-- Data listing --

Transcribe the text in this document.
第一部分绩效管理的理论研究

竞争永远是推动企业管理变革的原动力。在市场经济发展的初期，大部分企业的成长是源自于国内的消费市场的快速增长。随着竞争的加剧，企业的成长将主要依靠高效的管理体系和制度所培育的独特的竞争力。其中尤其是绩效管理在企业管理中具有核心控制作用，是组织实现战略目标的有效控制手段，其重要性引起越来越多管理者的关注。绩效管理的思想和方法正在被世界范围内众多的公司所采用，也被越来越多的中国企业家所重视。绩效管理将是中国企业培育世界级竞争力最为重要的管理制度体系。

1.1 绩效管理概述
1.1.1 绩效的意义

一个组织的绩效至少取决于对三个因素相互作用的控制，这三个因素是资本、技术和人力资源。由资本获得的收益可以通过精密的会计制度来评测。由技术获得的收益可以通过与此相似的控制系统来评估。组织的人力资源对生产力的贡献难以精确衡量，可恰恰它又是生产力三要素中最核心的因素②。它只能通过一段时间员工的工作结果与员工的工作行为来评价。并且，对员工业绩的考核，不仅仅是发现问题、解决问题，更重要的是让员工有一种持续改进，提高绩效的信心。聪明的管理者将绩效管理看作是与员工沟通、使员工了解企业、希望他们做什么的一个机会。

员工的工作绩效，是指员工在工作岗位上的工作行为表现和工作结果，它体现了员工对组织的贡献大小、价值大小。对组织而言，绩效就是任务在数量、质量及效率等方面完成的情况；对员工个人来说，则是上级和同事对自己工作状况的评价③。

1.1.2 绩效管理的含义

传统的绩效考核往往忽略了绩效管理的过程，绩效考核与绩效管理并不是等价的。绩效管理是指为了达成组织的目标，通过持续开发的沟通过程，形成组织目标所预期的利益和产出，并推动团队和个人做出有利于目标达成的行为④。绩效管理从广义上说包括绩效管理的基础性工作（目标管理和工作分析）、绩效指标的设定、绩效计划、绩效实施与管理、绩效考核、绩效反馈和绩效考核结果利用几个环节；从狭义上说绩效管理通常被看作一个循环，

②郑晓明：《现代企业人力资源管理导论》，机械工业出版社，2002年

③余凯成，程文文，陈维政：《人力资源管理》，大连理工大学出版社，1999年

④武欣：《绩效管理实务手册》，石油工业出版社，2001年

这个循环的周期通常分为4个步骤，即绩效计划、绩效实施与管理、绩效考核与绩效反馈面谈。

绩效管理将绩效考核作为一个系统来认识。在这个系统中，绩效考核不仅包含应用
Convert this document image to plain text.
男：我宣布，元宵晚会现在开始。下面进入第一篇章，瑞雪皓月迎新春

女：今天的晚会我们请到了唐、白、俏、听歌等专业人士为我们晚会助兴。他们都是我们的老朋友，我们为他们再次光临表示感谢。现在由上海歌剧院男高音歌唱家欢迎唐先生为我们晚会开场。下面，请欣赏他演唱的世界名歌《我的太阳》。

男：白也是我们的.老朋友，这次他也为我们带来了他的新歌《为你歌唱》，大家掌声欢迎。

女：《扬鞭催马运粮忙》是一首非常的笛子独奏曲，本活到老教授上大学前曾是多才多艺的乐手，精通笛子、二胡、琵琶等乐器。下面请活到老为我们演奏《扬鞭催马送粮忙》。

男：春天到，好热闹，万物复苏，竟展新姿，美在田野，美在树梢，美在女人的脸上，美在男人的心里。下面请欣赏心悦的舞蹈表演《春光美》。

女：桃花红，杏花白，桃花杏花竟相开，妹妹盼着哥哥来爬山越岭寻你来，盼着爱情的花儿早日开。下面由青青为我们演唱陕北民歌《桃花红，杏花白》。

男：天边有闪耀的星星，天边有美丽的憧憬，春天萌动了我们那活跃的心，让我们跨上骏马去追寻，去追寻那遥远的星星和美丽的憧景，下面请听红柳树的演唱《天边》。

-- Prompt --
From the data above, extract every line in its exact form.

-- Solution to this exercise --
Transcribe the text in this document.
第一部分绩效管理的理论研究

竞争永远是推动企业管理变革的原动力。在市场经济发展的初期，大部分企业的成长是源自于国内的消费市场的快速增长。随着竞争的加剧，企业的成长将主要依靠高效的管理体系和制度所培育的独特的竞争力。其中尤其是绩效管理在企业管理中具有核心控制作用，是组织实现战略目标的有效控制手段，其重要性引起越来越多管理者的关注。绩效管理的思想和方法正在被世界范围内众多的公司所采用，也被越来越多的中国企业家所重视。绩效管理将是中国企业培育世界级竞争力最为重要的管理制度体系。

1.1 绩效管理概述
1.1.1 绩效的意义

一个组织的绩效至少取决于对三个因素相互作用的控制，这三个因素是资本、技术和人力资源。由资本获得的收益可以通过精密的会计制度来评测。由技术获得的收益可以通过与此相似的控制系统来评估。组织的人力资源对生产力的贡献难以精确衡量，可恰恰它又是生产力三要素中最核心的因素②。它只能通过一段时间员工的工作结果与员工的工作行为来评价。并且，对员工业绩的考核，不仅仅是发现问题、解决问题，更重要的是让员工有一种持续改进，提高绩效的信心。聪明的管理者将绩效管理看作是与员工沟通、使员工了解企业、希望他们做什么的一个机会。

员工的工作绩效，是指员工在工作岗位上的工作行为表现和工作结果，它体现了员工对组织的贡献大小、价值大小。对组织而言，绩效就是任务在数量、质量及效率等方面完成的情况；对员工个人来说，则是上级和同事对自己工作状况的评价③。

1.1.2 绩效管理的含义

传统的绩效考核往往忽略了绩效管理的过程，绩效考核与绩效管理并不是等价的。绩效管理是指为了达成组织的目标，通过持续开发的沟通过程，形成组织目标所预期的利益和产出，并推动团队和个人做出有利于目标达成的行为④。绩效管理从广义上说包括绩效管理的基础性工作（目标管理和工作分析）、绩效指标的设定、绩效计划、绩效实施与管理、绩效考核、绩效反馈和绩效考核结果利用几个环节；从狭义上说绩效管理通常被看作一个循环，

②郑晓明：《现代企业人力资源管理导论》，机械工业出版社，2002年

③余凯成，程文文，陈维政：《人力资源管理》，大连理工大学出版社，1999年

④武欣：《绩效管理实务手册》，石油工业出版社，2001年

这个循环的周期通常分为4个步骤，即绩效计划、绩效实施与管理、绩效考核与绩效反馈面谈。

绩效管理将绩效考核作为一个系统来认识。在这个系统中，绩效考核不仅包含应用
Convert this document image to plain text.
男：我宣布，元宵晚会现在开始。下面进入第一篇章，瑞雪皓月迎新春

女：今天的晚会我们请到了唐、白、俏、听歌等专业人士为我们晚会助兴。他们都是我们的老朋友，我们为他们再次光临表示感谢。现在由上海歌剧院男高音歌唱家欢迎唐先生为我们晚会开场。下面，请欣赏他演唱的世界名歌《我的太阳》。

男：白也是我们的.老朋友，这次他也为我们带来了他的新歌《为你歌唱》，大家掌声欢迎。

女：《扬鞭催马运粮忙》是一首非常的笛子独奏曲，本活到老教授上大学前曾是多才多艺的乐手，精通笛子、二胡、琵琶等乐器。下面请活到老为我们演奏《扬鞭催马送粮忙》。

男：春天到，好热闹，万物复苏，竟展新姿，美在田野，美在树梢，美在女人的脸上，美在男人的心里。下面请欣赏心悦的舞蹈表演《春光美》。

女：桃花红，杏花白，桃花杏花竟相开，妹妹盼着哥哥来爬山越岭寻你来，盼着爱情的花儿早日开。下面由青青为我们演唱陕北民歌《桃花红，杏花白》。

男：天边有闪耀的星星，天边有美丽的憧憬，春天萌动了我们那活跃的心，让我们跨上骏马去追寻，去追寻那遥远的星星和美丽的憧景，下面请听红柳树的演唱《天边》。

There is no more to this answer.